Material for this exercise >>
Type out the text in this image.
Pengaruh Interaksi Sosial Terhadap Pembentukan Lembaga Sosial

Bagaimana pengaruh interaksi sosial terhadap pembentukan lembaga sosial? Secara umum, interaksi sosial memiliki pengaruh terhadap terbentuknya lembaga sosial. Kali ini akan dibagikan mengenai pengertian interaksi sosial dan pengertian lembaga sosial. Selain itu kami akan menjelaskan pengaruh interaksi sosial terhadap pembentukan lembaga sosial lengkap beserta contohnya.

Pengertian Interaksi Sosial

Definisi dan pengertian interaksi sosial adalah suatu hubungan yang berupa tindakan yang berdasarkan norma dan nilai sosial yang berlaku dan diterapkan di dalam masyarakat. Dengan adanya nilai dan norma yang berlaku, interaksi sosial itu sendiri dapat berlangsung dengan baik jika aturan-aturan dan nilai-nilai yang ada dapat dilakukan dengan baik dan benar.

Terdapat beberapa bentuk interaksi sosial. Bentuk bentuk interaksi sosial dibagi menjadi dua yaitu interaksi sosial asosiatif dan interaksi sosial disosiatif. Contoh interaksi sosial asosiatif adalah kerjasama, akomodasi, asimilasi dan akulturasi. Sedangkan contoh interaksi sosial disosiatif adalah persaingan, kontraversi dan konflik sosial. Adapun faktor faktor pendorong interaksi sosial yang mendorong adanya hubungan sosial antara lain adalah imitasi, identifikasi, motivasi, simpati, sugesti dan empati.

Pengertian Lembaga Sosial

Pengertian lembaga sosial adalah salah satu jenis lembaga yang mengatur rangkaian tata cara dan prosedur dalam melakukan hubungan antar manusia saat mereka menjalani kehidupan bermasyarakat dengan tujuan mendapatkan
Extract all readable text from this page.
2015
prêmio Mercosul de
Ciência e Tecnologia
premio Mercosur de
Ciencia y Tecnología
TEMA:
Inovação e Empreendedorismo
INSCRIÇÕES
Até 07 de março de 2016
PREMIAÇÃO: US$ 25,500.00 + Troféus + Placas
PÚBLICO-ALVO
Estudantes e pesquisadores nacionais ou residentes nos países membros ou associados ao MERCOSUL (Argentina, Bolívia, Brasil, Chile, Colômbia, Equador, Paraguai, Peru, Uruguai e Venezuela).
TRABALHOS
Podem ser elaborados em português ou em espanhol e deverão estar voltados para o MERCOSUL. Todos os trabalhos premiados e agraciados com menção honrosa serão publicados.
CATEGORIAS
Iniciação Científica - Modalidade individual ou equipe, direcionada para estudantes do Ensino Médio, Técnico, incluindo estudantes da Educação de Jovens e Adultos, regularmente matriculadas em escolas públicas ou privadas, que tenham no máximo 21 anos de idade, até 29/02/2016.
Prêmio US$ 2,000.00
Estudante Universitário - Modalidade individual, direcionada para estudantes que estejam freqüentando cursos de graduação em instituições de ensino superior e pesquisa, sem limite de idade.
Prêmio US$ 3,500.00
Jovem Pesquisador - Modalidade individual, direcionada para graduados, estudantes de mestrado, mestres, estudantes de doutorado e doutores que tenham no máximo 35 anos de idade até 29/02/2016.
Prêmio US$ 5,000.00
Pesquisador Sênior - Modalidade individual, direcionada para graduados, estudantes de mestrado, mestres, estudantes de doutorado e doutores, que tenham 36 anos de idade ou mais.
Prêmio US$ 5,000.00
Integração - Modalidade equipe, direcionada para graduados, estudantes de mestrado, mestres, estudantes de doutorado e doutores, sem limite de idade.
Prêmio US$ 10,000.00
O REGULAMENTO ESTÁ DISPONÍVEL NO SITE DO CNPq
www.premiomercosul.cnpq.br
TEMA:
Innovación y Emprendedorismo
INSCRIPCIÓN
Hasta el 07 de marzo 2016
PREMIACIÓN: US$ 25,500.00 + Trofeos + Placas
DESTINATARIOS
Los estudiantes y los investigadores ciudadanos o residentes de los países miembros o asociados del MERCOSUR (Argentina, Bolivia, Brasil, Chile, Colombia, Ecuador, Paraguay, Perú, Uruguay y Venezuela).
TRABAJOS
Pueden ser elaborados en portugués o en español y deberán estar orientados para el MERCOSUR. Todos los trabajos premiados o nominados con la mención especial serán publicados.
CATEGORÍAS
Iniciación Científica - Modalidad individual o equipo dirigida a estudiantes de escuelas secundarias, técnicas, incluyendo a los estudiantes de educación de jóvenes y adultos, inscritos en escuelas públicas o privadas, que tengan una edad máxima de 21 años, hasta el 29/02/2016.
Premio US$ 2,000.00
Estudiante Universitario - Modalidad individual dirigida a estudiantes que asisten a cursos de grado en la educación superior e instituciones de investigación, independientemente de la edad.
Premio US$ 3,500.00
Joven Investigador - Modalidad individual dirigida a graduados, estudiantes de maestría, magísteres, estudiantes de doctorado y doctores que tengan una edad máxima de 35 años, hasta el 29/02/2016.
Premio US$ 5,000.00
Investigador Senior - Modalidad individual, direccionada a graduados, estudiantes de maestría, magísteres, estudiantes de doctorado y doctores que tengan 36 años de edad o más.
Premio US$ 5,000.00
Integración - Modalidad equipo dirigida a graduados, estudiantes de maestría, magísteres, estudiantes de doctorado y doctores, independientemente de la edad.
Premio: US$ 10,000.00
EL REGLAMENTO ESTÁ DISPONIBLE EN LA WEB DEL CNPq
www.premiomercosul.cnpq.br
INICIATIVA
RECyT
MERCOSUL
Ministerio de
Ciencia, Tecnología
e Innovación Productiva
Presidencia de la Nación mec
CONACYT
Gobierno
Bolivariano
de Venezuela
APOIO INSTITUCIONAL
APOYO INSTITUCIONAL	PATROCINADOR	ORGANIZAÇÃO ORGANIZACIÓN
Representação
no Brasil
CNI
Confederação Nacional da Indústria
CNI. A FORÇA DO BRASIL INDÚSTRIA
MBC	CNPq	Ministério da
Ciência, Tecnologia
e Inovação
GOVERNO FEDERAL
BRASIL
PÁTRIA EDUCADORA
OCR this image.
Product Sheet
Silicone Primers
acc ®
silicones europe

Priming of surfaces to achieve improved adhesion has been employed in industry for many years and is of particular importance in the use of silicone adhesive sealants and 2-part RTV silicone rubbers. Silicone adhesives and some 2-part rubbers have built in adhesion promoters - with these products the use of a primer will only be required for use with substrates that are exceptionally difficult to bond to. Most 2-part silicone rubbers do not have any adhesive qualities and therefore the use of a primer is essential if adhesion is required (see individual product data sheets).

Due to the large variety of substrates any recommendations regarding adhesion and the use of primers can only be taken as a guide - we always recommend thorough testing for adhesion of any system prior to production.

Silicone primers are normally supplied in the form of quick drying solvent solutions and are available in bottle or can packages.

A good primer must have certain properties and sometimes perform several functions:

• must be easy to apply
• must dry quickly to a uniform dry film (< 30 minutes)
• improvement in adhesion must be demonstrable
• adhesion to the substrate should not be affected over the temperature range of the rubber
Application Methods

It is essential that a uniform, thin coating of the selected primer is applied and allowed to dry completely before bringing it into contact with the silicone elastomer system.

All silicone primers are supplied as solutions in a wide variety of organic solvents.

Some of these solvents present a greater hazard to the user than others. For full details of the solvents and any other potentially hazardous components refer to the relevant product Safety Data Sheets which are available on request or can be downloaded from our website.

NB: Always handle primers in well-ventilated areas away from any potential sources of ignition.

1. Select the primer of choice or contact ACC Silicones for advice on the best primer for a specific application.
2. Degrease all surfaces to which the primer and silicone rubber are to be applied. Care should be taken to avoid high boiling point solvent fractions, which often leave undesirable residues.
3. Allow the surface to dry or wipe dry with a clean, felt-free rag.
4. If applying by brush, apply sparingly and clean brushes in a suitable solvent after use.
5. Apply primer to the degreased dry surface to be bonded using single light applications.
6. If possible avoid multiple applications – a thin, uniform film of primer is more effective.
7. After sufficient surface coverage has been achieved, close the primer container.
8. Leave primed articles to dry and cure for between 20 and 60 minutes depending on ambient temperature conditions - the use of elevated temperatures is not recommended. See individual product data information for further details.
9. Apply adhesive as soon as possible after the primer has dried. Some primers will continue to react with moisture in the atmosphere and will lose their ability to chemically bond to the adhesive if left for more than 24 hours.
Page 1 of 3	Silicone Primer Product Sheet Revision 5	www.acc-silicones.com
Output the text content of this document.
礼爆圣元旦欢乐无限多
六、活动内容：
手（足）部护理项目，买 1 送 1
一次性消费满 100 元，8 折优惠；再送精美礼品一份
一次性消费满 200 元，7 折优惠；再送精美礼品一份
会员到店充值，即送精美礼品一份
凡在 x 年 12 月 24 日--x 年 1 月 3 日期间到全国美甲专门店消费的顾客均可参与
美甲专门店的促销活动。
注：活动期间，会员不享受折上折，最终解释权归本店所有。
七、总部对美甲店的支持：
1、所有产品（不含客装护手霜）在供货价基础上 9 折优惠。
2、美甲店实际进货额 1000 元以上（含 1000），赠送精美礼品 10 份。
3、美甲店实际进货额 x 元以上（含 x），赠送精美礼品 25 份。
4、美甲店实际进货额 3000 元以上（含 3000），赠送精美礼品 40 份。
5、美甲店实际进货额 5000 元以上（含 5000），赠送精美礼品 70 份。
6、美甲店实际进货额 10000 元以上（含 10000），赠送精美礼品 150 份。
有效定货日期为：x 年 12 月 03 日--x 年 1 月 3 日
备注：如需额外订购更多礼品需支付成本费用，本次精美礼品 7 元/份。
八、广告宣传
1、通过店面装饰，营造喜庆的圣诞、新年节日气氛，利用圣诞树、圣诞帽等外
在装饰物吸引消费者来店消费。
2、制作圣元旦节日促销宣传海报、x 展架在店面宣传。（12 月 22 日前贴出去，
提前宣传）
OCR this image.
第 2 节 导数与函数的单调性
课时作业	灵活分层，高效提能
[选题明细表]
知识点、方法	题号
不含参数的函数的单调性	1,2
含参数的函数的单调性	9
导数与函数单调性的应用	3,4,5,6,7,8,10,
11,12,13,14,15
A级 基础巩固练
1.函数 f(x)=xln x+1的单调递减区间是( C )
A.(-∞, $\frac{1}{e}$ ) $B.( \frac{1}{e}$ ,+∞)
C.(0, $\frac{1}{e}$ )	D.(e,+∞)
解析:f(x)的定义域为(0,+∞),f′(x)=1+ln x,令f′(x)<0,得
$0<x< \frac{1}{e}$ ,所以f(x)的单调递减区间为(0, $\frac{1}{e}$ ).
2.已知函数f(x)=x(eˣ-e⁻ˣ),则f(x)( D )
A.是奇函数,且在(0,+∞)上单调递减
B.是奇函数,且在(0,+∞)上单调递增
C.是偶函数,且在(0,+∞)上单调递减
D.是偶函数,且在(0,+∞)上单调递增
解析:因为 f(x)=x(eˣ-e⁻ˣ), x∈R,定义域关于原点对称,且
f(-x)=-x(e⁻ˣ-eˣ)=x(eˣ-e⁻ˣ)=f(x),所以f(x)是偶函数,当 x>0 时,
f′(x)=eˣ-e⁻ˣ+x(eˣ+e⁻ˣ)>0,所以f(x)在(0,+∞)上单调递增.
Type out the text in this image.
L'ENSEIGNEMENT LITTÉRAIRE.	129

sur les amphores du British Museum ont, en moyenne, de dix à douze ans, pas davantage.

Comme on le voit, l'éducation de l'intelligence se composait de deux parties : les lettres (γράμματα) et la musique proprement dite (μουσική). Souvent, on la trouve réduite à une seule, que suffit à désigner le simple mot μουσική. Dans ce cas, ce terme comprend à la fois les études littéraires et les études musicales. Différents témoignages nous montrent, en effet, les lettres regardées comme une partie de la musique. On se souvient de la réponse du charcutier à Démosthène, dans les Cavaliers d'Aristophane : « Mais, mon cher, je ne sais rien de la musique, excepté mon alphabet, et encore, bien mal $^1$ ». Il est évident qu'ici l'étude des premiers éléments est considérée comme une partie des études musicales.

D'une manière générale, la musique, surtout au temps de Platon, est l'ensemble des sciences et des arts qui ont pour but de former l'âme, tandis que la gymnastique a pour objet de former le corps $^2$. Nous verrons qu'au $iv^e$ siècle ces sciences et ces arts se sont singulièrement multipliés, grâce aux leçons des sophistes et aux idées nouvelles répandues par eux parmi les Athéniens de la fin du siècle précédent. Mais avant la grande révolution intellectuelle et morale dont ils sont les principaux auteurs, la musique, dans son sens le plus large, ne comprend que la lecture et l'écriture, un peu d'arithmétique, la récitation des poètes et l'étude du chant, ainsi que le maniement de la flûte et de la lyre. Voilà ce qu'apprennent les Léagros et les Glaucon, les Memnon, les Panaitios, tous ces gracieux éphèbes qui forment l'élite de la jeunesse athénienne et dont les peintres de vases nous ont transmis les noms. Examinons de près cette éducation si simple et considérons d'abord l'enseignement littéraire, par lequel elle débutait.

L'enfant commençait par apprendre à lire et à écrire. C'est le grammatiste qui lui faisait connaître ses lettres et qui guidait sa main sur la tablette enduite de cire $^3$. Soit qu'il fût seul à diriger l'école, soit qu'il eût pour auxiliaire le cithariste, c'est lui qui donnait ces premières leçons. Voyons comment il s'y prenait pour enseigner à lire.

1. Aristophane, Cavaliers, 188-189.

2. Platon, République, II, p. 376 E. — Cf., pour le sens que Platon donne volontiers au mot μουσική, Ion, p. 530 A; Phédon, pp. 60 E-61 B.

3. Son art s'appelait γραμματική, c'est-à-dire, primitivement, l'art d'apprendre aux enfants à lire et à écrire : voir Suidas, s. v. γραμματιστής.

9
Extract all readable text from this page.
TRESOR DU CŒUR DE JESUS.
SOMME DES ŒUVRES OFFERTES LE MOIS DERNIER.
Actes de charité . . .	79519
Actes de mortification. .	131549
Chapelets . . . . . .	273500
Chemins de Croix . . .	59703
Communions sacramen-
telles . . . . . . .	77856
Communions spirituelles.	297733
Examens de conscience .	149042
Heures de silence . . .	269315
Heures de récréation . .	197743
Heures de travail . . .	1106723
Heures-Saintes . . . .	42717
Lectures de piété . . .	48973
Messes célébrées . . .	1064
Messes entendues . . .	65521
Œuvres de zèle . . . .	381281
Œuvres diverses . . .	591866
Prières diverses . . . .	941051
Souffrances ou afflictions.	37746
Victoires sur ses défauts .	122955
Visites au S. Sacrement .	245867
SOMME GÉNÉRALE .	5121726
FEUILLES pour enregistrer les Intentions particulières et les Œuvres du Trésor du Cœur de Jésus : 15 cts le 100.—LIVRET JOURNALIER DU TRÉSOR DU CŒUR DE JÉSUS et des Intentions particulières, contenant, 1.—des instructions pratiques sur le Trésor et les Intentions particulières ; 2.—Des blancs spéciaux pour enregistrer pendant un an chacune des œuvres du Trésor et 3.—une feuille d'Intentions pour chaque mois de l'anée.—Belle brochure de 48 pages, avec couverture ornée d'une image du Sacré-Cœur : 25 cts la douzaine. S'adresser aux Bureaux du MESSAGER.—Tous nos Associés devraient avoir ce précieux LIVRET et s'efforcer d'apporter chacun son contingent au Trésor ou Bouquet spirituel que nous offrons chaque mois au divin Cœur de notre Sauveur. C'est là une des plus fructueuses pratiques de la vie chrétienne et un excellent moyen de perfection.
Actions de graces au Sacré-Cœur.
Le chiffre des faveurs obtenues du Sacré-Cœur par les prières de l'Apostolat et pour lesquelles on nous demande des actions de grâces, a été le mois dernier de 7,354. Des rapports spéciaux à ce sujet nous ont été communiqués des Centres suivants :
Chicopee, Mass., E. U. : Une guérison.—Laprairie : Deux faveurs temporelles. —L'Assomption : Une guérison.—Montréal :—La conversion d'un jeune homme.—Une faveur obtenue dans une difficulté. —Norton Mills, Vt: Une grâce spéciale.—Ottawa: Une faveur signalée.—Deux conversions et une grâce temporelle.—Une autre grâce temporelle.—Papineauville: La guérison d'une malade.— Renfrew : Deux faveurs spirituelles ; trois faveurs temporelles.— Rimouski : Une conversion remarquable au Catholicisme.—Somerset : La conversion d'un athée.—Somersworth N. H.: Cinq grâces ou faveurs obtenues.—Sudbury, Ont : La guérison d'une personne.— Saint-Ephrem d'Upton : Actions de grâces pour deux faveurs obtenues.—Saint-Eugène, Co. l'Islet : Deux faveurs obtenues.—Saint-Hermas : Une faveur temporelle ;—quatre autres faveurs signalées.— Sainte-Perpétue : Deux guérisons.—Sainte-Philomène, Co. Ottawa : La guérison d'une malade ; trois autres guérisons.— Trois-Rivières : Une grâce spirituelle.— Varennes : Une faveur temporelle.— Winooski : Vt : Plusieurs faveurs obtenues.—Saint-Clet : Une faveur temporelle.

What needs to be done >> Reply with nothing but a number: how many lines of the entries above contain the string "clean"?

Answer to this task >> 2